▶ [MATERIAL SHOWN]
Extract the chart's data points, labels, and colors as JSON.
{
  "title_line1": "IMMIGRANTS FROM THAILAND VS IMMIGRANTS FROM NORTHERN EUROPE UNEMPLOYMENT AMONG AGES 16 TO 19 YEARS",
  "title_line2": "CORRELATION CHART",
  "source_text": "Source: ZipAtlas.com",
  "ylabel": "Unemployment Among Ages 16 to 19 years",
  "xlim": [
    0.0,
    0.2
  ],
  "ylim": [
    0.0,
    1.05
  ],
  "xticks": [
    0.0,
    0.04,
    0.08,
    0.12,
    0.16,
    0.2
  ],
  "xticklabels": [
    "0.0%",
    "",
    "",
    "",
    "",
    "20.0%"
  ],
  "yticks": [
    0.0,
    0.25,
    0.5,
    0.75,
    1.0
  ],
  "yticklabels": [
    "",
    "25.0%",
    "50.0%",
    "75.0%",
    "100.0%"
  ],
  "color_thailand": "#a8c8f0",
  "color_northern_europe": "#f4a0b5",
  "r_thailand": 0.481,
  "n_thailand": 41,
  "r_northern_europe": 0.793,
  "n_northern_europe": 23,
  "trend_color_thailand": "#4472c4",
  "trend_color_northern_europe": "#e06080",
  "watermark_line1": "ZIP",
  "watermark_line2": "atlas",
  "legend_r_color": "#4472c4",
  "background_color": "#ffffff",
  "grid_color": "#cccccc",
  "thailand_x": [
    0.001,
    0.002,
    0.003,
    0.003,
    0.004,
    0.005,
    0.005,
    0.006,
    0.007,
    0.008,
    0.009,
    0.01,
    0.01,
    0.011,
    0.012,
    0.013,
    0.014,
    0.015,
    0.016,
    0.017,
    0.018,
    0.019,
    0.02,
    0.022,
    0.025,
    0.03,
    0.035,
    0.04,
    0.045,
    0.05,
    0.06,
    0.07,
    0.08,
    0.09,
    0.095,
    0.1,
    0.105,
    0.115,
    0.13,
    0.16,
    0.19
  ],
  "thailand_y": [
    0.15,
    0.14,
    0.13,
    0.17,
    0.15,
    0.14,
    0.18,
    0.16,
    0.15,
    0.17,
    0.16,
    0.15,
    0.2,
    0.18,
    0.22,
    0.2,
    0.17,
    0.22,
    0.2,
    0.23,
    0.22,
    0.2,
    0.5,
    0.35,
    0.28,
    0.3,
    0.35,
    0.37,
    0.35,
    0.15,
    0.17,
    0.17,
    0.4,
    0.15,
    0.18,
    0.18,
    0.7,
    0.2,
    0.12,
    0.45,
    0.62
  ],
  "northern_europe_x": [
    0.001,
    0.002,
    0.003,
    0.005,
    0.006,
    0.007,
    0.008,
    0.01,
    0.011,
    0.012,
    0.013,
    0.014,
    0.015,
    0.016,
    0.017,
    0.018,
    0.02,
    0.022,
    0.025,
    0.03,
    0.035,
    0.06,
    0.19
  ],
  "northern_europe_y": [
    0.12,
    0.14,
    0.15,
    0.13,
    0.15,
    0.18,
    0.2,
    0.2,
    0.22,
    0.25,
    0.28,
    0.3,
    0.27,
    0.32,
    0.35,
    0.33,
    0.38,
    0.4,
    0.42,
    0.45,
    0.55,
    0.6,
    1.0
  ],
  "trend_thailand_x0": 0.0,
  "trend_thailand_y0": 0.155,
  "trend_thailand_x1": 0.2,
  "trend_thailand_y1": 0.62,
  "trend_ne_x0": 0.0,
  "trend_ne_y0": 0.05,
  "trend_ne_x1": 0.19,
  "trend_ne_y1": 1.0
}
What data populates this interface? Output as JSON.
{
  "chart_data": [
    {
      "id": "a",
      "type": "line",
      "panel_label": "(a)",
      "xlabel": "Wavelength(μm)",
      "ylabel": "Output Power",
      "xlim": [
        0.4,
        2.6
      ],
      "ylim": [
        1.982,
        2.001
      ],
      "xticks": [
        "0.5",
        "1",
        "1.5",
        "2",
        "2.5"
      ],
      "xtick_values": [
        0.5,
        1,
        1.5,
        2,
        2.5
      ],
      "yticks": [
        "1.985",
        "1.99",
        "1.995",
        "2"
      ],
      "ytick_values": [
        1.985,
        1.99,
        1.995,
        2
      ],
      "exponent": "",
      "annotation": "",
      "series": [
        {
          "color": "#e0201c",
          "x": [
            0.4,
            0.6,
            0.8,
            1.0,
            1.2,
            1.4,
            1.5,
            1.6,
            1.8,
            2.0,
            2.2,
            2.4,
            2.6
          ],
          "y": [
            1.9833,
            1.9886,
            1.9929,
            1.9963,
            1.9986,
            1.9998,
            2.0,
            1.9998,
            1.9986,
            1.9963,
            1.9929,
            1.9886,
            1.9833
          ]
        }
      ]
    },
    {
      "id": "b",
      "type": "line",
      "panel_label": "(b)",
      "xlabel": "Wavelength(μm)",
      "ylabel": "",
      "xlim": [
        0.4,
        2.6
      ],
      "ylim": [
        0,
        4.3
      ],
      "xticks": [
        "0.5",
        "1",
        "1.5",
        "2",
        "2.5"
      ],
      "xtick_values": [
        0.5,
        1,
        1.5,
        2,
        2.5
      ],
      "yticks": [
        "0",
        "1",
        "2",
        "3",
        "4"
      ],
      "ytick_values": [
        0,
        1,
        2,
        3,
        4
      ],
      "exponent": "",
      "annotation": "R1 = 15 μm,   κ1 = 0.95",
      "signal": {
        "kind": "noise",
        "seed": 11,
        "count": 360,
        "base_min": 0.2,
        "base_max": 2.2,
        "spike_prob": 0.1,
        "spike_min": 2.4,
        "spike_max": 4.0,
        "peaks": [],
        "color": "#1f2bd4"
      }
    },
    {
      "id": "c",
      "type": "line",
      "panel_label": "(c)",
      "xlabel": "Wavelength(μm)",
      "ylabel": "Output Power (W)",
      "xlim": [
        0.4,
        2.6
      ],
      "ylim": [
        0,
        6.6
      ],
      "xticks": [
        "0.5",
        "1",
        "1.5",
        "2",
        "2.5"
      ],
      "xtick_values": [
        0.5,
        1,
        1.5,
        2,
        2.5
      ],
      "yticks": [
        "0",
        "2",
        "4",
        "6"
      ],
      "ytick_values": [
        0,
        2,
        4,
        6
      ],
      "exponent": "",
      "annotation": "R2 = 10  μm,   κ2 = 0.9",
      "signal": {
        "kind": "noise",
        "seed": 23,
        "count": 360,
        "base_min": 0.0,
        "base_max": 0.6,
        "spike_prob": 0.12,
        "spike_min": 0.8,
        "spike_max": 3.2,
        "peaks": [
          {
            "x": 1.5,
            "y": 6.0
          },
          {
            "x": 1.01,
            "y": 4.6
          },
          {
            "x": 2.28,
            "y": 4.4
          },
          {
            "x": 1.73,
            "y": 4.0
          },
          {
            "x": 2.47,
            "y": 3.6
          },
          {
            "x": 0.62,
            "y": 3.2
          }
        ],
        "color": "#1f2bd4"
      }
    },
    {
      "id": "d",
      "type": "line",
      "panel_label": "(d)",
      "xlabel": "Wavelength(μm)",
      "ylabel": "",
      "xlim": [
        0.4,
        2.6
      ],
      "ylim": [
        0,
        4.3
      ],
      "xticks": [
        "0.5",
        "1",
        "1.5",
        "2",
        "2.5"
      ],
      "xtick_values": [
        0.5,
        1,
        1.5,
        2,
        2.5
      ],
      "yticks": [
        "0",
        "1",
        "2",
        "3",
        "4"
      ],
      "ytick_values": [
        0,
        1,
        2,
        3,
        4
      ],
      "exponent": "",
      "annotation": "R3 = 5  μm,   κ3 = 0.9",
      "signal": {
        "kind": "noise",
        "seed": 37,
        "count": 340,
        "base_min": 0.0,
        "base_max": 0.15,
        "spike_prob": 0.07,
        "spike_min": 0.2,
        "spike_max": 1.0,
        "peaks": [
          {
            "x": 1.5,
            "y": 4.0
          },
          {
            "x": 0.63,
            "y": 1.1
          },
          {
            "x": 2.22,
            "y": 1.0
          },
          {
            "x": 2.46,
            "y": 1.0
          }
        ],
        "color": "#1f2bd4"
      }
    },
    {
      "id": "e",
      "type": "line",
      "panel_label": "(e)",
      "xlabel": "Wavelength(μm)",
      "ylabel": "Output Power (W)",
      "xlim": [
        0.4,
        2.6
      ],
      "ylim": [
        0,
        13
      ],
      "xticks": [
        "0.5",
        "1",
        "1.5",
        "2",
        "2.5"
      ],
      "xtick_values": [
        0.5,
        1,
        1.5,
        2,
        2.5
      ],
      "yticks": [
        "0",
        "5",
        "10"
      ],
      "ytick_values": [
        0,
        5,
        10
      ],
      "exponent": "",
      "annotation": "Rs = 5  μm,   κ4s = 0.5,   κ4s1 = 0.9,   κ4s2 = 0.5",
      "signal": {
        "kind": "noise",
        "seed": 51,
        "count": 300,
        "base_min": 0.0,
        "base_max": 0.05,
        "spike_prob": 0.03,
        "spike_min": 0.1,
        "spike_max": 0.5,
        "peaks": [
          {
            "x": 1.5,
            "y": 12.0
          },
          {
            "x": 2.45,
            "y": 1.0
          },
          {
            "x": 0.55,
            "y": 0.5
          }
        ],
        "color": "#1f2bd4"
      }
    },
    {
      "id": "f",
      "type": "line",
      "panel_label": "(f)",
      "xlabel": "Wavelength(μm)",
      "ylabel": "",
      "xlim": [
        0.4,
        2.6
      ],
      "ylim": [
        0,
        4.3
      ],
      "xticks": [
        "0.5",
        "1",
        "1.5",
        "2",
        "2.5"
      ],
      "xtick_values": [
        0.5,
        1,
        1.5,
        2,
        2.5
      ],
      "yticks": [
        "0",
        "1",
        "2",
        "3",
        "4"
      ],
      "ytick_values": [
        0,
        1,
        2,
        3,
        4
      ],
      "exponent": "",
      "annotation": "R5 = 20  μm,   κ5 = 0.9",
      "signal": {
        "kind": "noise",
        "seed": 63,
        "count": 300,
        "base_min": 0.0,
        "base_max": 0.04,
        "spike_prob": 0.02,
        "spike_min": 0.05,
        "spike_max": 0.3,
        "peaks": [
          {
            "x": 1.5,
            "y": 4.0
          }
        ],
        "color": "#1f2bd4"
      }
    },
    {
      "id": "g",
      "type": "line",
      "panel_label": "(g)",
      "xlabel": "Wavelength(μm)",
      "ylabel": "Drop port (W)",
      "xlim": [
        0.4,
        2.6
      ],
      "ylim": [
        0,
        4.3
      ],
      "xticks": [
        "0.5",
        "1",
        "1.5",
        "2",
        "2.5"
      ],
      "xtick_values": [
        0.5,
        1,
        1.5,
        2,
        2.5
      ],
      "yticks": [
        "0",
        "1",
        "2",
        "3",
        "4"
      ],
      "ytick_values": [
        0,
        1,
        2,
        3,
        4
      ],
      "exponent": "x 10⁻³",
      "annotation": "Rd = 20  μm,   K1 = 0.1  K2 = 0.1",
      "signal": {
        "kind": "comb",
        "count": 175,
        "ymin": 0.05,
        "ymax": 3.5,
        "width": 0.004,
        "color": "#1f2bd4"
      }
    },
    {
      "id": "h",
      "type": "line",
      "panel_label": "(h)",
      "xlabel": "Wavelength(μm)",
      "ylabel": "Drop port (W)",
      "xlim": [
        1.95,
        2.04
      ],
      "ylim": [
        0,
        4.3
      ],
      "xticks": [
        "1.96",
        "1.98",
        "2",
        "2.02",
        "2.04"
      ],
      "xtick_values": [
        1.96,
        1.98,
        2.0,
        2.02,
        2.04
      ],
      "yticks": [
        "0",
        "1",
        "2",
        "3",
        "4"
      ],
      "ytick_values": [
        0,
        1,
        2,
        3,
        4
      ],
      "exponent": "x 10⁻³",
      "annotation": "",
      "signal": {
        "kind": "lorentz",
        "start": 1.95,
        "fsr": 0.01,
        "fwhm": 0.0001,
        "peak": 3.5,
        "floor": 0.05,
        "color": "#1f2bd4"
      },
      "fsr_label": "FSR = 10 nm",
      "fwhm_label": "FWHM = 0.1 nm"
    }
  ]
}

▶ [WHAT TO WORK ON] Show all lines from the records above where the word "seed" occurs.

▶ [EXERCISE SOLUTION]
        "seed": 11,
        "seed": 23,
        "seed": 37,
        "seed": 51,
        "seed": 63,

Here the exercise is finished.